-- Begin --

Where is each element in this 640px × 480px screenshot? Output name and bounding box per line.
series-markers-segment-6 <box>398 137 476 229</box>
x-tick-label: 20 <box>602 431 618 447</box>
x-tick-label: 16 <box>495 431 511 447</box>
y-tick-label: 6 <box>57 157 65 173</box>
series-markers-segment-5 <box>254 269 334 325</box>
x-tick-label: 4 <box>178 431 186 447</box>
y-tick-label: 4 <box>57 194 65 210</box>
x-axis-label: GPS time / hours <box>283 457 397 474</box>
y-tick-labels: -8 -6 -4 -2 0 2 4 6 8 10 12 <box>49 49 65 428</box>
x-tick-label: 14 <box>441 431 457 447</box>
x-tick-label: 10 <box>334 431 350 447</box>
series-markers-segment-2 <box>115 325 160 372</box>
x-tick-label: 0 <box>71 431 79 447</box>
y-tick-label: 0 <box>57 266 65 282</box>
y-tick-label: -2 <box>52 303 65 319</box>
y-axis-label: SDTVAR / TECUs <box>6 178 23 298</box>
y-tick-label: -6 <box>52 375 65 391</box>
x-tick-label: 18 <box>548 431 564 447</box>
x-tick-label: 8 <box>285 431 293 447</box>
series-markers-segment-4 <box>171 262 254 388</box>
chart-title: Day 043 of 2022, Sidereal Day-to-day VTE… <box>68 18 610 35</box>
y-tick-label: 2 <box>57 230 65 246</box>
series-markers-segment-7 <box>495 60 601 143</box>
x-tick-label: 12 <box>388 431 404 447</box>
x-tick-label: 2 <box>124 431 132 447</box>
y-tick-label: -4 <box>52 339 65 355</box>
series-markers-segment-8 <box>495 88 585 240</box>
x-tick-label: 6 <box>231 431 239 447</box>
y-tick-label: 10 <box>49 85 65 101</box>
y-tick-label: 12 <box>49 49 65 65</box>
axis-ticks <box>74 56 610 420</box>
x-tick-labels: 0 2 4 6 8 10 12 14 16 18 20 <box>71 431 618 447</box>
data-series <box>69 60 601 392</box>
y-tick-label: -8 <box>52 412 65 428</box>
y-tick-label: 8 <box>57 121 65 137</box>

-- End --

Challenge = Rewrite the items above, changing "GPS time / hours" to "GPS time in hours" and leaving everything else as it is.

Complete response =
Where is each element in this 640px × 480px screenshot? Output name and bounding box per line.
series-markers-segment-6 <box>398 137 476 229</box>
x-tick-label: 20 <box>602 431 618 447</box>
x-tick-label: 16 <box>495 431 511 447</box>
y-tick-label: 6 <box>57 157 65 173</box>
series-markers-segment-5 <box>254 269 334 325</box>
x-tick-label: 4 <box>178 431 186 447</box>
y-tick-label: 4 <box>57 194 65 210</box>
x-axis-label: GPS time in hours <box>283 457 397 474</box>
y-tick-labels: -8 -6 -4 -2 0 2 4 6 8 10 12 <box>49 49 65 428</box>
x-tick-label: 14 <box>441 431 457 447</box>
x-tick-label: 10 <box>334 431 350 447</box>
series-markers-segment-2 <box>115 325 160 372</box>
x-tick-label: 0 <box>71 431 79 447</box>
y-tick-label: 0 <box>57 266 65 282</box>
y-tick-label: -2 <box>52 303 65 319</box>
y-axis-label: SDTVAR / TECUs <box>6 178 23 298</box>
y-tick-label: -6 <box>52 375 65 391</box>
x-tick-label: 18 <box>548 431 564 447</box>
x-tick-label: 8 <box>285 431 293 447</box>
series-markers-segment-4 <box>171 262 254 388</box>
chart-title: Day 043 of 2022, Sidereal Day-to-day VTE… <box>68 18 610 35</box>
y-tick-label: 2 <box>57 230 65 246</box>
series-markers-segment-7 <box>495 60 601 143</box>
x-tick-label: 12 <box>388 431 404 447</box>
x-tick-label: 2 <box>124 431 132 447</box>
y-tick-label: -4 <box>52 339 65 355</box>
series-markers-segment-8 <box>495 88 585 240</box>
x-tick-label: 6 <box>231 431 239 447</box>
y-tick-label: 10 <box>49 85 65 101</box>
y-tick-label: 12 <box>49 49 65 65</box>
axis-ticks <box>74 56 610 420</box>
x-tick-labels: 0 2 4 6 8 10 12 14 16 18 20 <box>71 431 618 447</box>
data-series <box>69 60 601 392</box>
y-tick-label: -8 <box>52 412 65 428</box>
y-tick-label: 8 <box>57 121 65 137</box>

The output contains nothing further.